- WHAT IS BEING ASKED: List every module that the code in the linear regression lab exercise imports.

- PAGE TEXT:
# ML LabExercise --- Regression

In [None]:
import numpy as np
import matplotlib.pyplot as plt
import scipy
from sklearn.datasets import load_iris
import os, wget, sys

def sr_download(file):
    if not os.path.isfile(file):
        url = "https://staff.fnwi.uva.nl/r.vandenboomgaard/downloads/" + file
        print('[sr]',f'Downloading file {file} for statistical reasoning course')
        wget.download(url)
    else:
        print('[sr]',f'data {file} already downloaded')




## Linear Regression

### Introduction

In this LabExercise you have to program linear regression using a gradient descent procedure. We start with a simple straight line univariate regression. And then we generalize to multivariate linear regression and try to predict house prizes.

In this cell some hidden $\LaTeX$ definition.
$\renewcommand{\t}{\theta}$
$\newcommand{\v}[1]{{\boldsymbol #1}}$
$\newcommand{\hv}[1]{\widetilde{\v #1}}$
$\newcommand{\T}{^\top}$
$\newcommand{\inv}{^{-1}}$
$\newcommand{\ls}[1]{{^{(#1)}}}$

### Univariate Toy Problem To Get Started

#### Fitting a First Order Model

We will be looking at the classical problem of fitting a straight line through a lot of points. The resulting least squares solution has a closed form analytical solution. But in this lab we will focus on the machine learning perspective on this **regression problem** and solve the problem using an **iterative gradient descent** technique.

First we generate test data. Because we generate the data, the 'true' value is known
$$y_{\text{true}} = 100 x + 30$$
where $x$ takes values in the interval from $0$ to $10$.
The observed values are
$$y = y_\text{true}  + y_\text{noise}$$
where $y_\text{noise}$ is noise. For every observation the noise value will be different but comes from normal distributions that are independent and identically distributed.

In [None]:
rng = np.random.default_rng(seed=66)
x_1st = np.linspace(0,10,50)
yt = 100 * x_1st + 30
y_1st = yt + 100 * rng.standard_normal(*yt.shape)
plt.plot(x_1st, yt, '-g', label='true values')
plt.plot(x_1st, y_1st, '+b', label='noisy observations')
plt.xlabel('x')
plt.ylabel('y')
plt.legend();

The goal of linear regression is to find the functional relation between the $x$ and $y$ values given the noise data points. We start with a simple 1st order model for this relation, which we in this case know to be the true functional relation. In practical applications the model is only an assumption about the mathematical relation between the $x$ and $y$ values.

#### Analytical Solution

The 1st order model for our data is
$$h_{\v\t}(x) = \t_0 + \t_1 x$$
Evidently given the way the data is generated we hope to estimate $\v\t=(\t_0\;\t_1)^T = (30\;100)^T$ from the noisy data.

First we make the augmented data matrix 
$$\hv X = \begin{pmatrix}1 & x\ls 1\\ 1& x\ls 2\\\vdots & \vdots\\1& x\ls m\end{pmatrix}$$ by concatenating a column of 1's with the vector of all data points.

In [None]:
tX_1st = np.vstack((np.ones_like(x_1st),x_1st)).T
print(tX_1st[:5])

The analytical solution is given as:
$$\hat{\v\t} = \left(\hv X\T \hv X\right)\inv \hv X\T \v y$$ 

In [None]:
theta_1st = np.linalg.inv(tX_1st.T @ tX_1st) @ tX_1st.T @ y_1st
print(theta_1st)

Element and coordinate records
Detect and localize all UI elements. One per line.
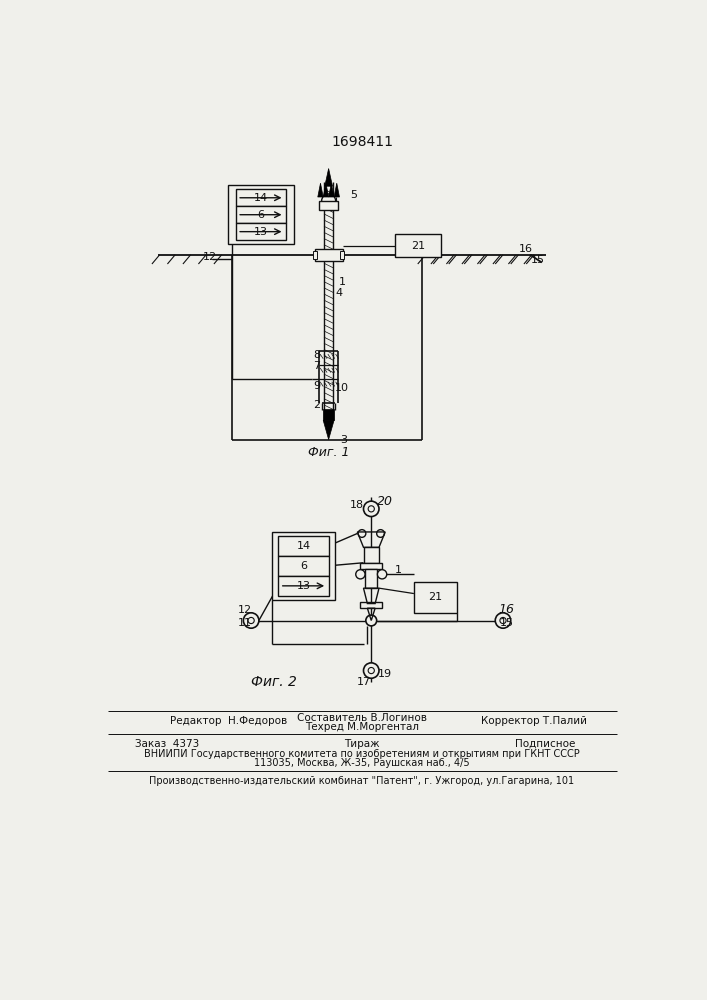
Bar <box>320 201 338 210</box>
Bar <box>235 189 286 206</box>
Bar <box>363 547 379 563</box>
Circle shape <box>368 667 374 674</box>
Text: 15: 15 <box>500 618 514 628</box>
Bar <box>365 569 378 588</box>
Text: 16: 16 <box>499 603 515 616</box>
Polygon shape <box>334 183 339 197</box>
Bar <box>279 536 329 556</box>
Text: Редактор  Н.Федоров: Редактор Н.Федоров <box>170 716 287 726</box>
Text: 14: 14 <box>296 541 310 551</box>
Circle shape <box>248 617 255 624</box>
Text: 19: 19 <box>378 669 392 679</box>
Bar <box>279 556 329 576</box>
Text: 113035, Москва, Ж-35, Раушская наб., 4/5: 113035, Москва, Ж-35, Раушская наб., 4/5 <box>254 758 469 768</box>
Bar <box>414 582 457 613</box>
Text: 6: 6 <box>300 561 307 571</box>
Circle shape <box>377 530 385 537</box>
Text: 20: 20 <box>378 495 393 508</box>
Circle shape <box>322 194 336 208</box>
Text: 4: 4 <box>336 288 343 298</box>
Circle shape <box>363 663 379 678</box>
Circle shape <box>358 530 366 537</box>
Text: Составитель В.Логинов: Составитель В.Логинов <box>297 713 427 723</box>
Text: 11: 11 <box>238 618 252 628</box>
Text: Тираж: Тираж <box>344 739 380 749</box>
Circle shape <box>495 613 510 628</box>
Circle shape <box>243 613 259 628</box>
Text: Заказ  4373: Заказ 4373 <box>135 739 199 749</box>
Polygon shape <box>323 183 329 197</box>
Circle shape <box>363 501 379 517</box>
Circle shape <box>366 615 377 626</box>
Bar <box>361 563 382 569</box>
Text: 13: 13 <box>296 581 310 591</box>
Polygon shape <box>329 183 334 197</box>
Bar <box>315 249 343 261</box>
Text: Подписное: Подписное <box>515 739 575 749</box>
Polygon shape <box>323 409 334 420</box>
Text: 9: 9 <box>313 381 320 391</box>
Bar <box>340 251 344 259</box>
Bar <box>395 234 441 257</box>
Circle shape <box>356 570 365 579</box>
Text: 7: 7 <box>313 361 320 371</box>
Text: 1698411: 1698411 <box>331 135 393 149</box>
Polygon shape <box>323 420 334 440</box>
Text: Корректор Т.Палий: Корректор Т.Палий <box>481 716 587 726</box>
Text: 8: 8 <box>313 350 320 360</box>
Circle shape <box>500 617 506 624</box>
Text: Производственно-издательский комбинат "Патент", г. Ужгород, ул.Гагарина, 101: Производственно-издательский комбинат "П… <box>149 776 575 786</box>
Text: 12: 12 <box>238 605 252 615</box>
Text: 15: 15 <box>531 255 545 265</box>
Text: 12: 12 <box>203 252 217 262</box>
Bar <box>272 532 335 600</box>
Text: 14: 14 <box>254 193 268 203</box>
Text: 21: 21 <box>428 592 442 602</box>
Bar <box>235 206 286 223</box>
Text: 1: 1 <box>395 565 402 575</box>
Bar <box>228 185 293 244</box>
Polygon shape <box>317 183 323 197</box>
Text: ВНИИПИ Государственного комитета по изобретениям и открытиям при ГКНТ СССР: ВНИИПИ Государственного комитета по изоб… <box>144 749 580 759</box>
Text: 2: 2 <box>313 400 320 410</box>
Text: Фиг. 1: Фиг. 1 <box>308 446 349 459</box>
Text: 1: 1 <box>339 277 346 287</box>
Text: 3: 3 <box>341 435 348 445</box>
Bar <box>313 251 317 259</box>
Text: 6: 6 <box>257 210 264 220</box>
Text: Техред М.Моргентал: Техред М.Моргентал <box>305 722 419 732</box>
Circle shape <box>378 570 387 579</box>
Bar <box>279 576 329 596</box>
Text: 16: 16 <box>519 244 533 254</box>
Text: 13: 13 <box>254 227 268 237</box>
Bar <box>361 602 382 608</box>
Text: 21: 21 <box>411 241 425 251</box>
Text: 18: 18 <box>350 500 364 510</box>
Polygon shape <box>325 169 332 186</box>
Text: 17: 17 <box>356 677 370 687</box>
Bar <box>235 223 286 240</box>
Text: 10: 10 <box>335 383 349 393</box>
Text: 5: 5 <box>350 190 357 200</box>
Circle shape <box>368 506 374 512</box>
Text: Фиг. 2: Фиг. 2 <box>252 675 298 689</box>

- RESULT OF THE TASK:
- numpy
- matplotlib.pyplot
- scipy
- sklearn.datasets
- os
- wget
- sys